■ Written request ■
Report all lines holding "UNSD".
-- start Source material --
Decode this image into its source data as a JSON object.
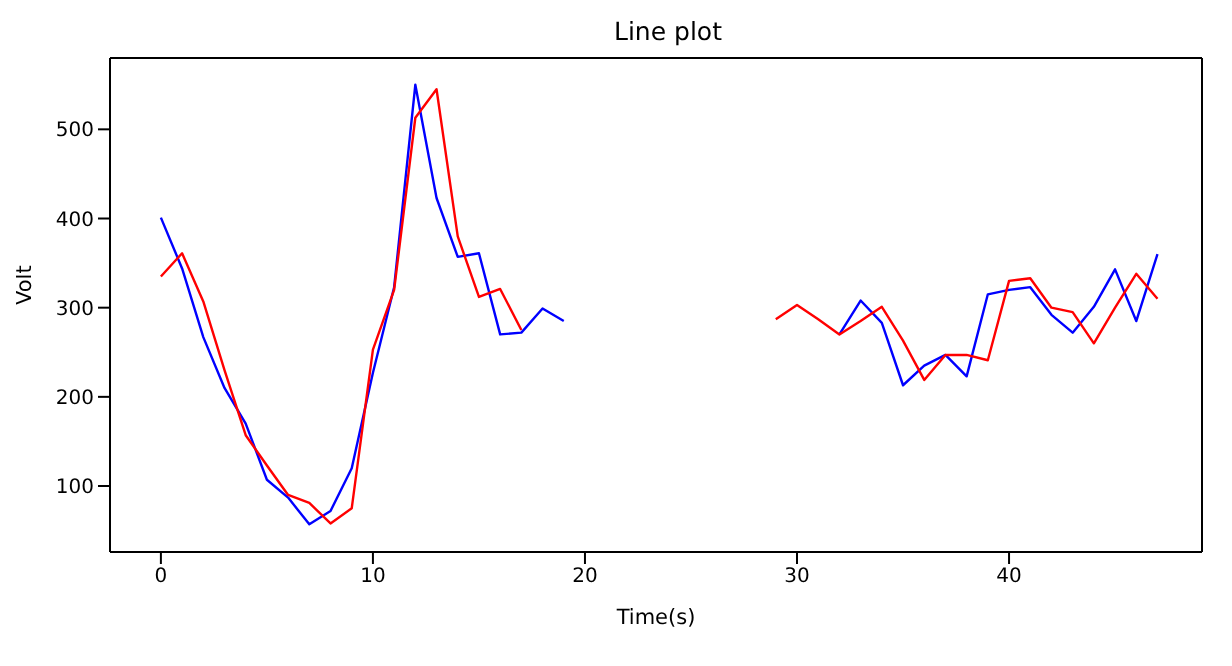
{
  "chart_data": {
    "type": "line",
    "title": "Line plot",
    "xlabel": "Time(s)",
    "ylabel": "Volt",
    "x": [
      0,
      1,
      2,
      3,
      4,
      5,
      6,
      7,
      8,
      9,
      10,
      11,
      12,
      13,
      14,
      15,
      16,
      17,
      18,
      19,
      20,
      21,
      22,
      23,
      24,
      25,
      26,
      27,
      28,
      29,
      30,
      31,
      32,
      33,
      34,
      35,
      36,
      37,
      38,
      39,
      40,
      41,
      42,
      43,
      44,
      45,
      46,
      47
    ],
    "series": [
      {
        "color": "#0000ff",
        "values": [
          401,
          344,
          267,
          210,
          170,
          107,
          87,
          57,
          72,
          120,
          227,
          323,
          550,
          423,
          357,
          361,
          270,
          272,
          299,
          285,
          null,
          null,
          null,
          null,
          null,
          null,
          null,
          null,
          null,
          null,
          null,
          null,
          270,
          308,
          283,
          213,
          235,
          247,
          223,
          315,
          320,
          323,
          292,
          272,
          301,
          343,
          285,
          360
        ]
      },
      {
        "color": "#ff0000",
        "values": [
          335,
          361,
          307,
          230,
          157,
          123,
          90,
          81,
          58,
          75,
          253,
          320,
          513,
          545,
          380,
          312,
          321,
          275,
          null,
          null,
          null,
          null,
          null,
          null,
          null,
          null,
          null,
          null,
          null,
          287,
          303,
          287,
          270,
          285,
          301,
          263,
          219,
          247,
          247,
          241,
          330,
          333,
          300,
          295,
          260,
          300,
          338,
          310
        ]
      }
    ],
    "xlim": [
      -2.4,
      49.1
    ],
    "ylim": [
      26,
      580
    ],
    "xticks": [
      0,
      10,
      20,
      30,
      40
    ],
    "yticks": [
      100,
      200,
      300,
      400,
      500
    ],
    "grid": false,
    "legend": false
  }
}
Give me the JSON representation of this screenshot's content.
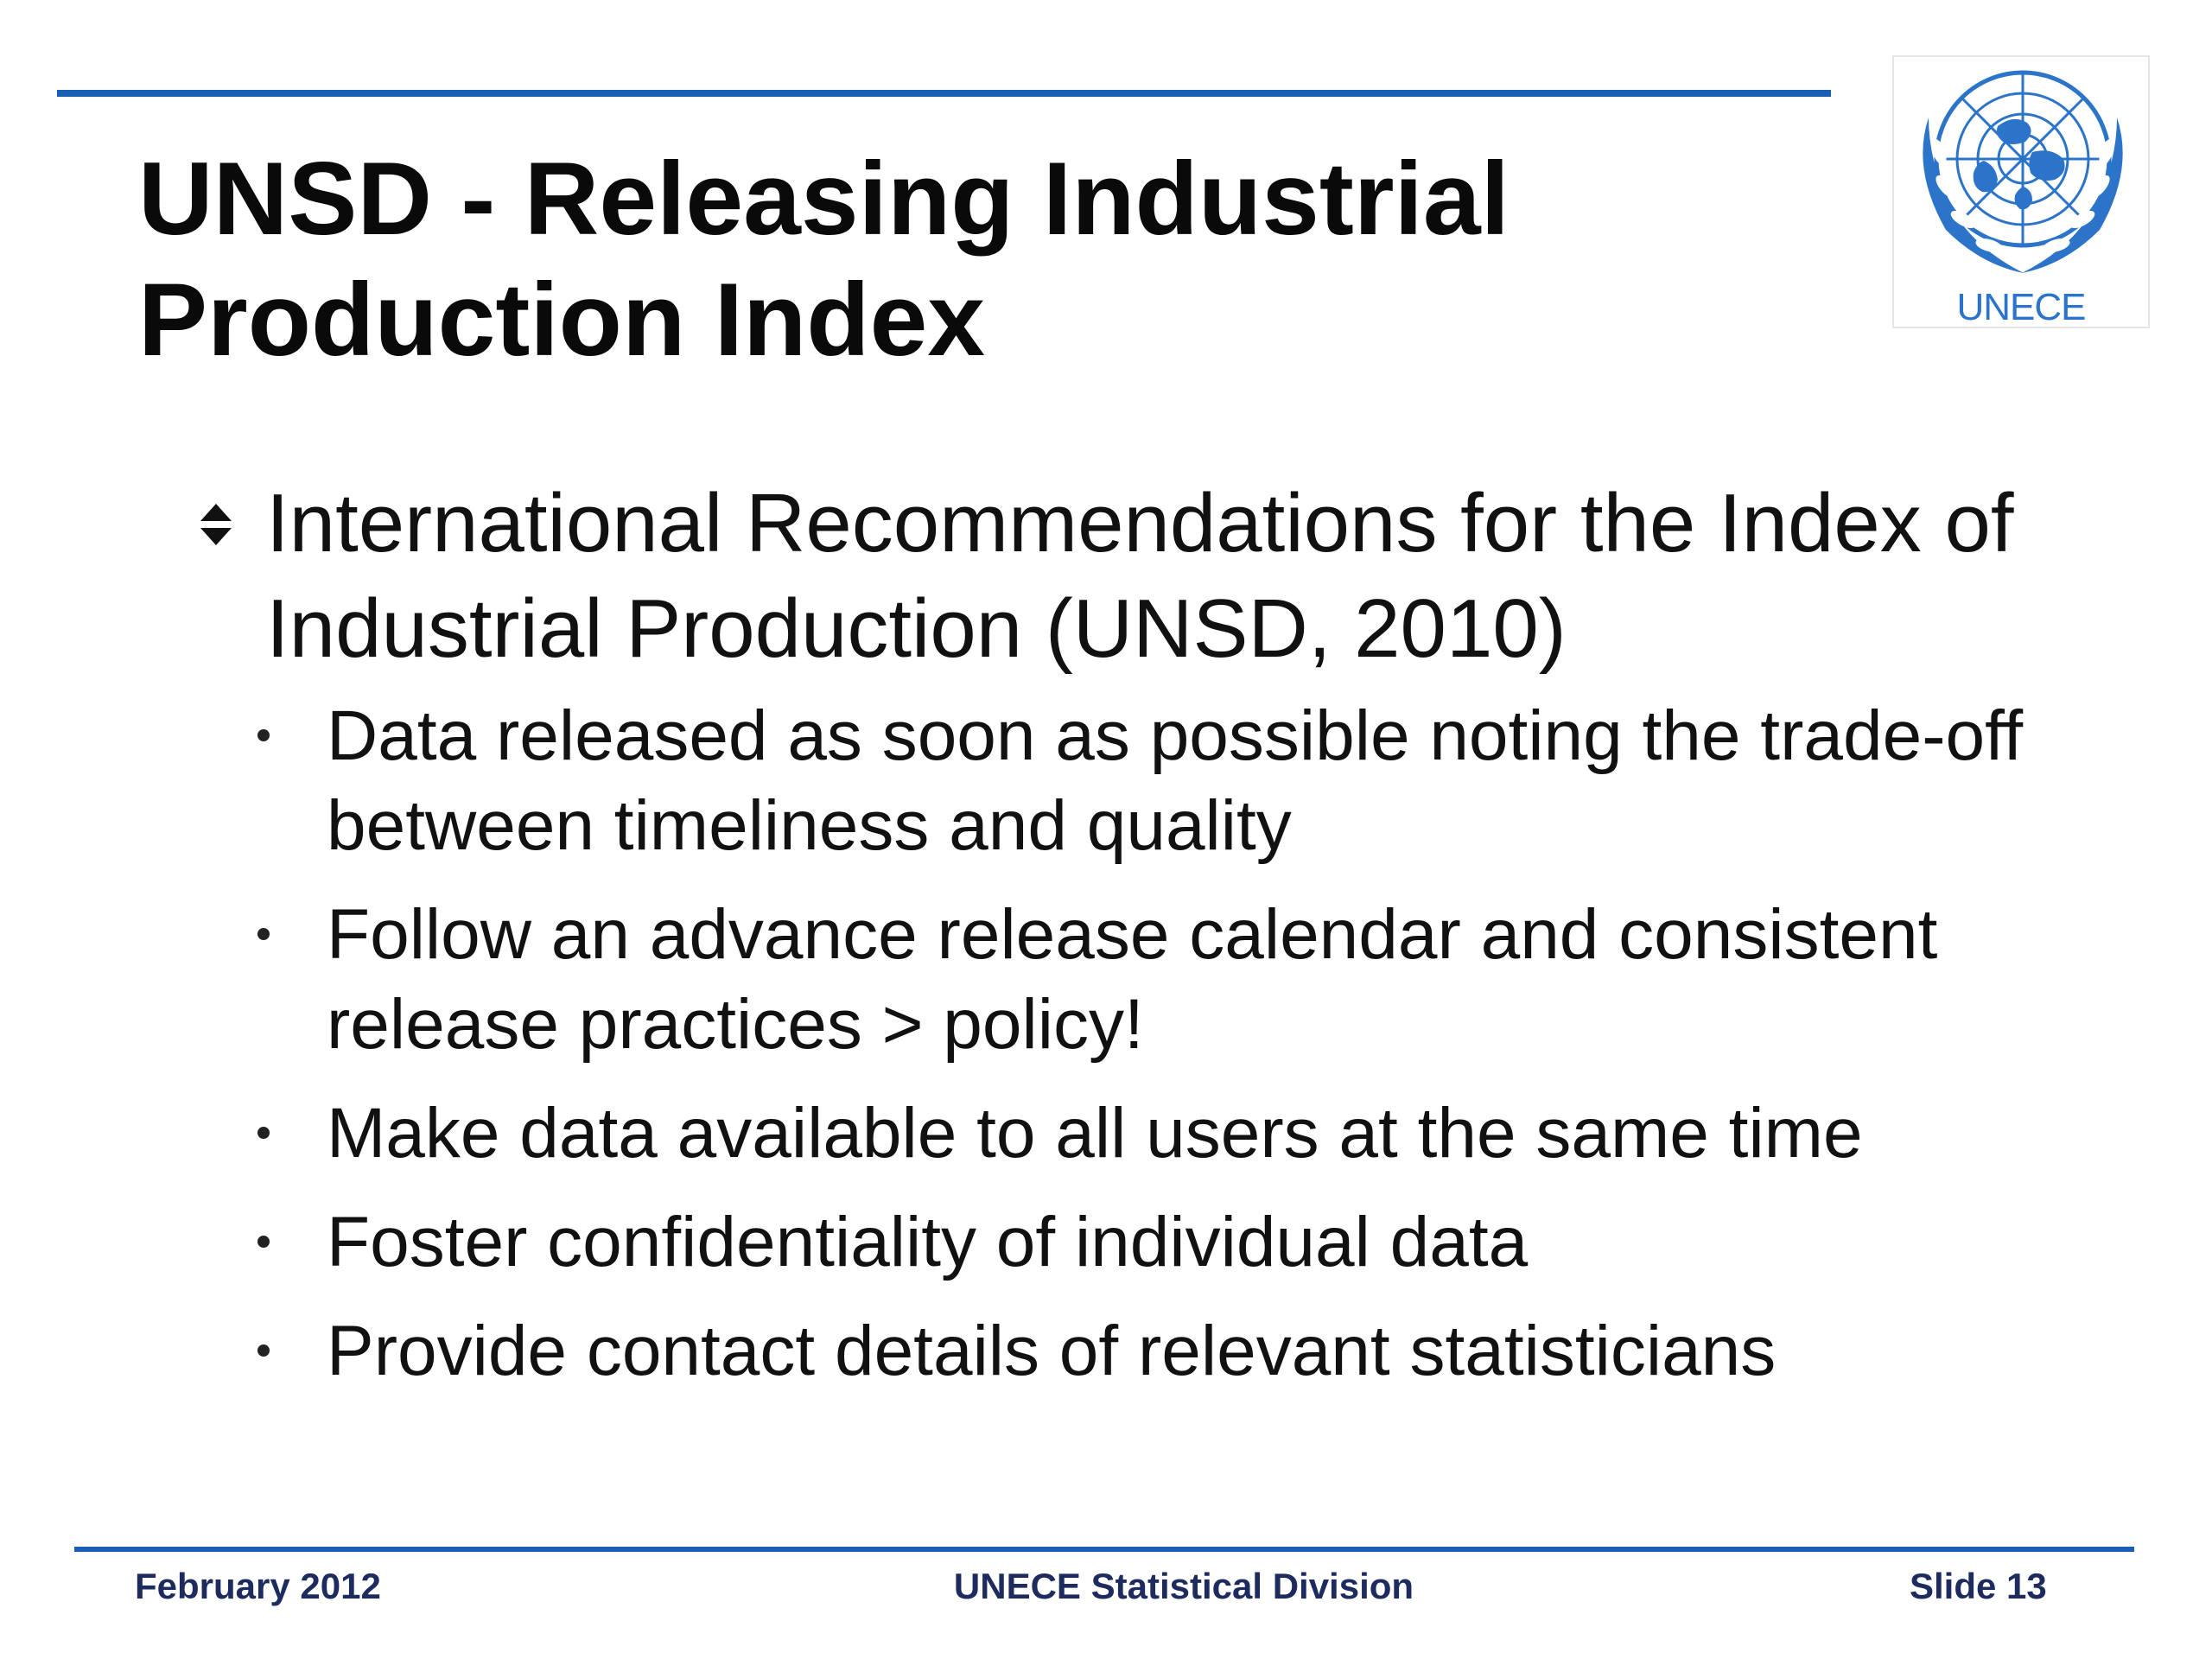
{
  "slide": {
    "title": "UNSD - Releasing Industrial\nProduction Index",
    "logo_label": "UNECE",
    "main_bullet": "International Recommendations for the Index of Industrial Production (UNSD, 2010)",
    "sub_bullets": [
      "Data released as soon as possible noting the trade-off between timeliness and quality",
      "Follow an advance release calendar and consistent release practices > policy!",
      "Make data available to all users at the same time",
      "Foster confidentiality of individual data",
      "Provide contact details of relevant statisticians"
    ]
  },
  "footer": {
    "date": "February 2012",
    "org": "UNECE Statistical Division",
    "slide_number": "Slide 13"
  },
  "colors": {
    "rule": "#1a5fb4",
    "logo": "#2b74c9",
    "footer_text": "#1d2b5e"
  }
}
-- end Source material --
■ The completed task ■
    "title": "UNSD - Releasing Industrial\nProduction Index",
    "main_bullet": "International Recommendations for the Index of Industrial Production (UNSD, 2010)",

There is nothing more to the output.